Task brief. Gather up the lines with the word "content" in them.

Provided material.
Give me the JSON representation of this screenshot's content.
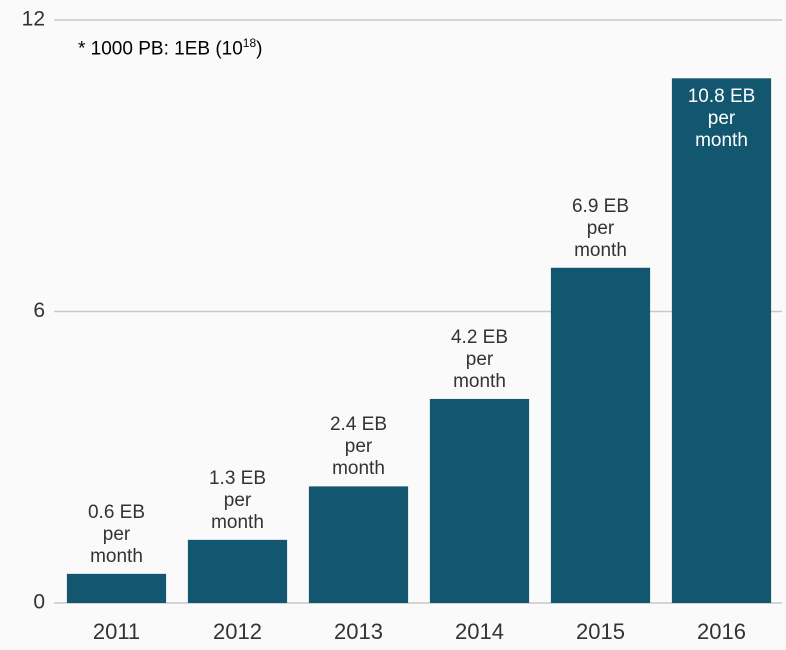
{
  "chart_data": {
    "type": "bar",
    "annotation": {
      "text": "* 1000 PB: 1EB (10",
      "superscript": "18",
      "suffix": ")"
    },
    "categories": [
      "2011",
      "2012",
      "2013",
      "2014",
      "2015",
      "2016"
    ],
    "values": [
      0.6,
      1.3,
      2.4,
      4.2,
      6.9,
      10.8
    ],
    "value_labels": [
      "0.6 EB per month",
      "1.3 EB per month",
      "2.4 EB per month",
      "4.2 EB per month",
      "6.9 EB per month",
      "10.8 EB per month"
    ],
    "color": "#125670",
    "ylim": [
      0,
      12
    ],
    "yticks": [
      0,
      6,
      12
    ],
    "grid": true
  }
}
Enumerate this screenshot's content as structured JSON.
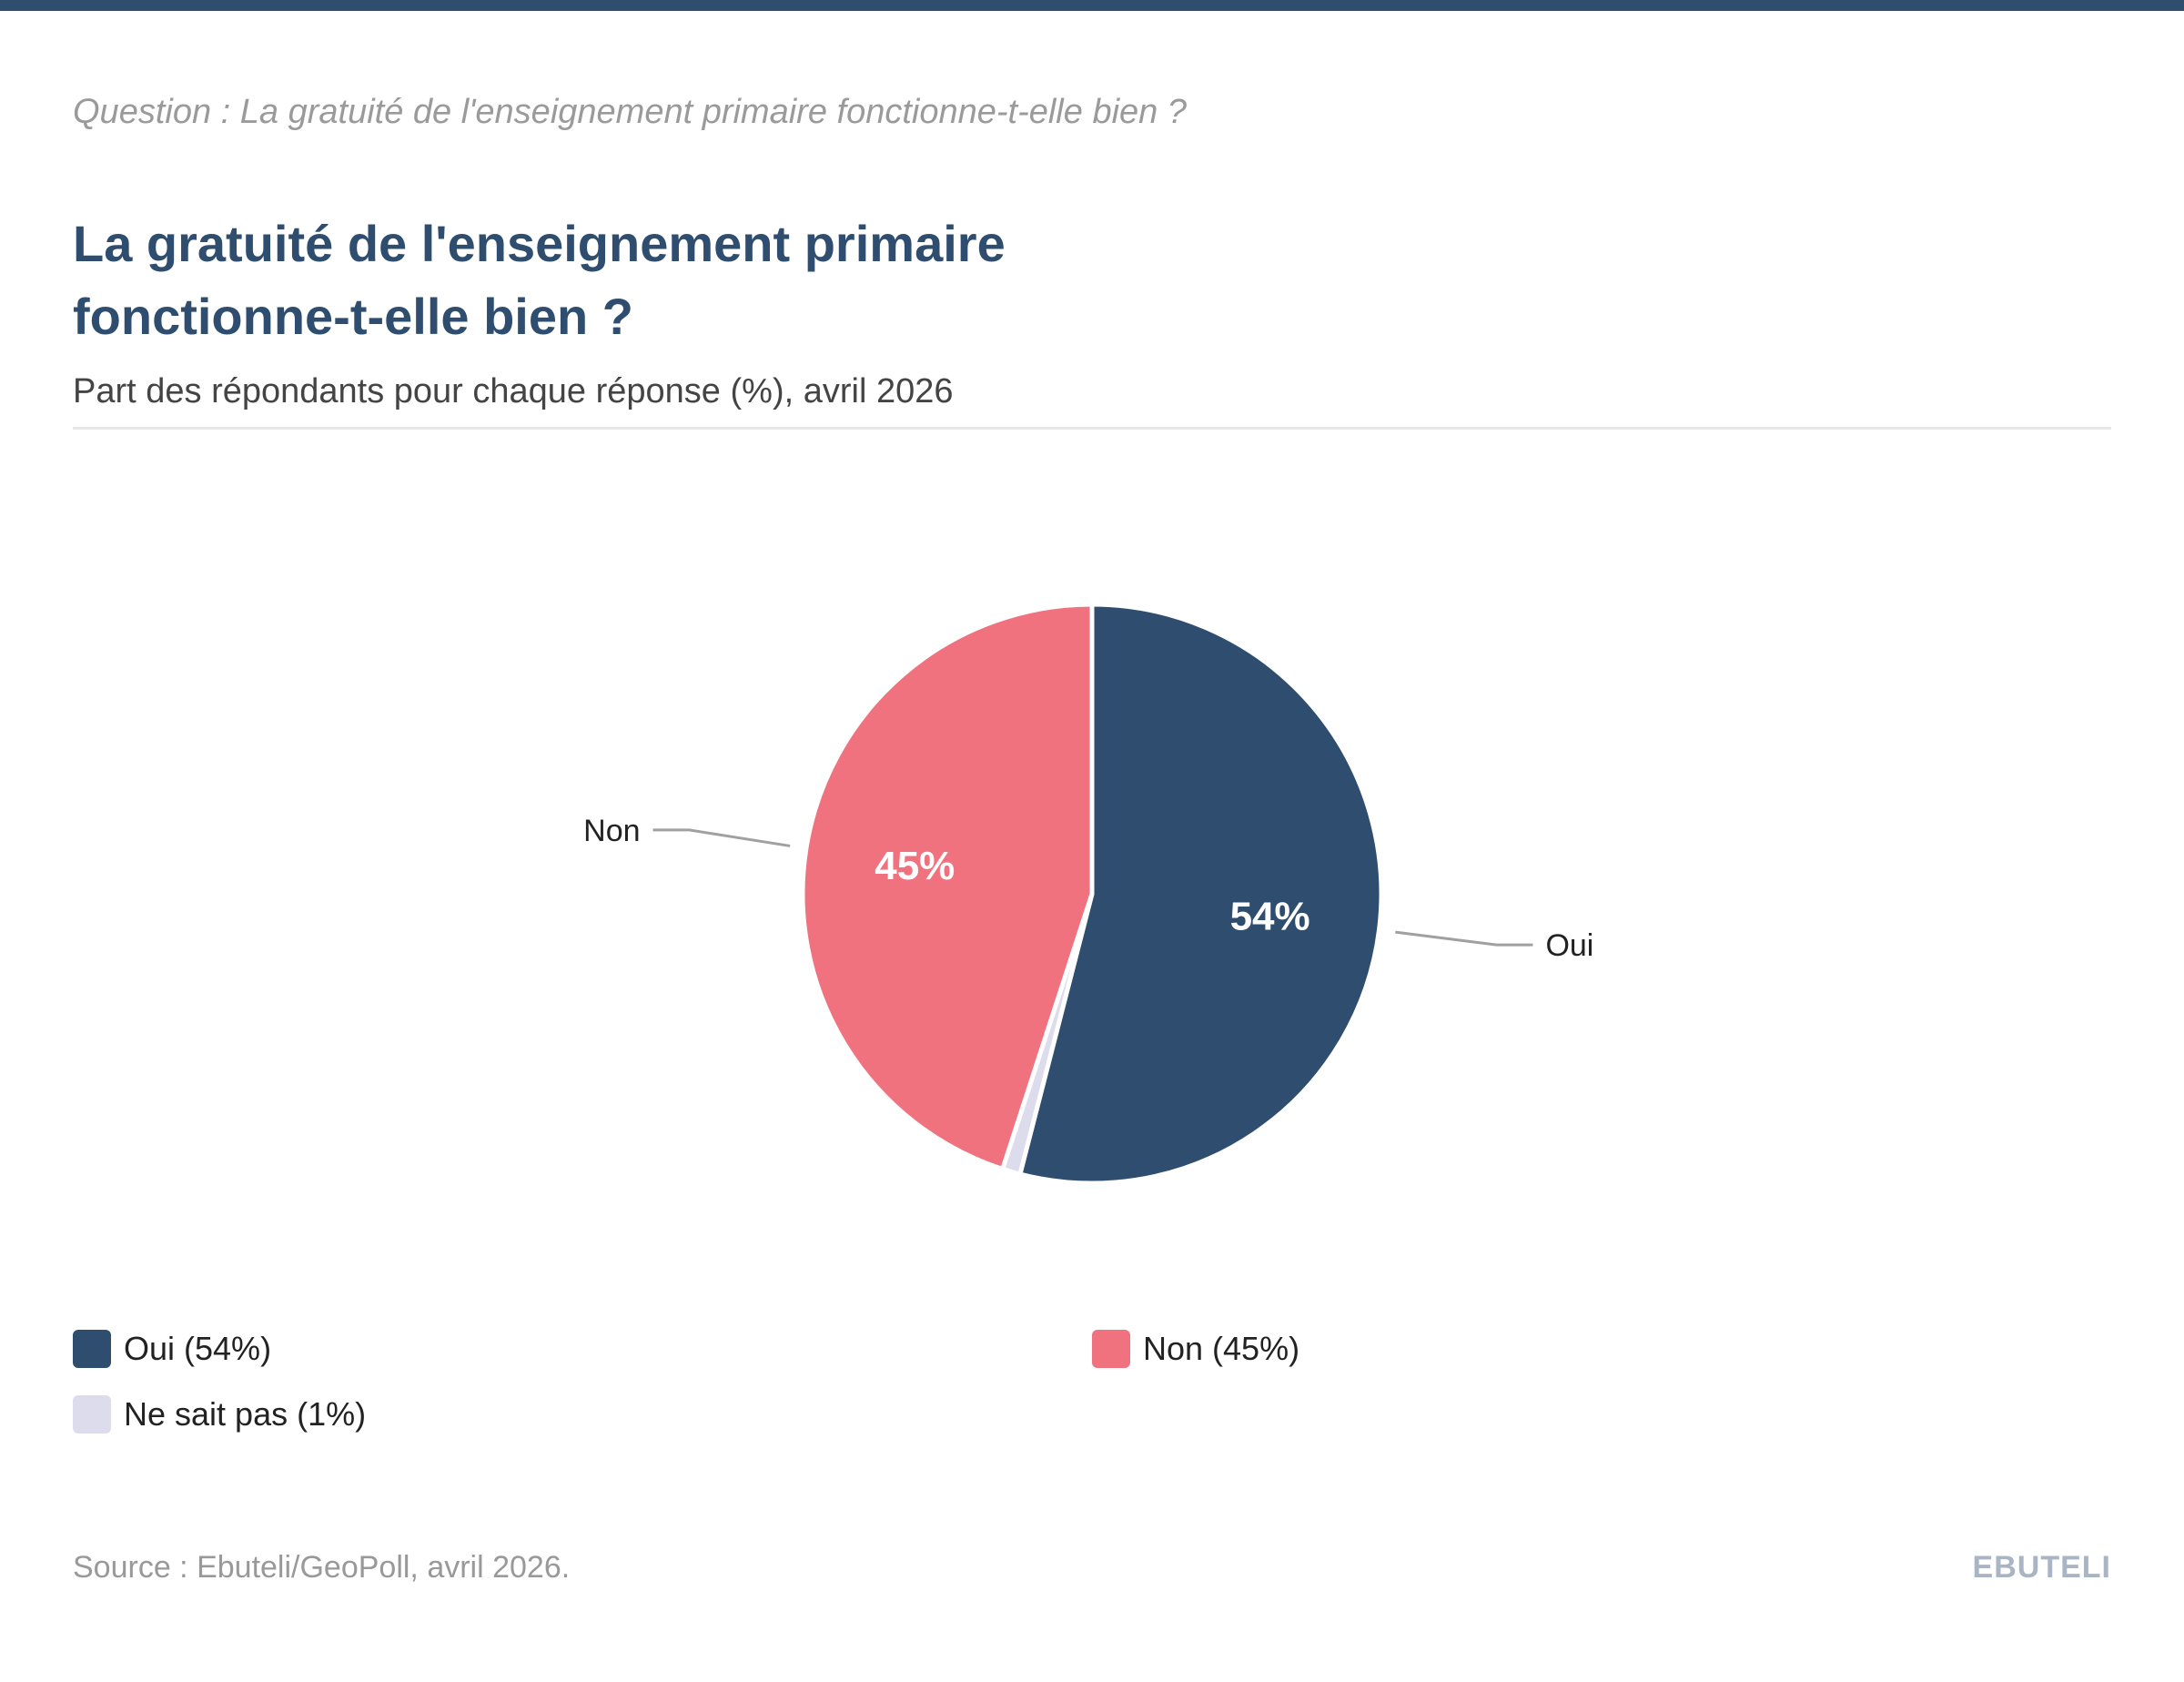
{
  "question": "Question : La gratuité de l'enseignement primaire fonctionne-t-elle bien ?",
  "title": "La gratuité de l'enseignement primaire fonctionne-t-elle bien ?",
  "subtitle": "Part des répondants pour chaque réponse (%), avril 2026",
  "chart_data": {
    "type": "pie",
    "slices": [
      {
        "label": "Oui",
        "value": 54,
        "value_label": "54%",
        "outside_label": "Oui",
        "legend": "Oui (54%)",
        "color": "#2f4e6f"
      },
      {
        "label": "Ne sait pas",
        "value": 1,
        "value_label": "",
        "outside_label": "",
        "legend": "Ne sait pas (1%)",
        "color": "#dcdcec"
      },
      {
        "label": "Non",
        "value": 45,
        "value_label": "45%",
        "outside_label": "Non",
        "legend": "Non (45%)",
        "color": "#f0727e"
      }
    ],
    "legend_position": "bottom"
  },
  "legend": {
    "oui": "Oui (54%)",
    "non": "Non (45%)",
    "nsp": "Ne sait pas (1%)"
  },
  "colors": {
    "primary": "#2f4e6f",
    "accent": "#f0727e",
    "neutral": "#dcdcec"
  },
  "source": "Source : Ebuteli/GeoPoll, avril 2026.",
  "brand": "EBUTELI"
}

Right answer.
Give me the JSON representation of this screenshot's content.
Enumerate this screenshot's content as structured JSON.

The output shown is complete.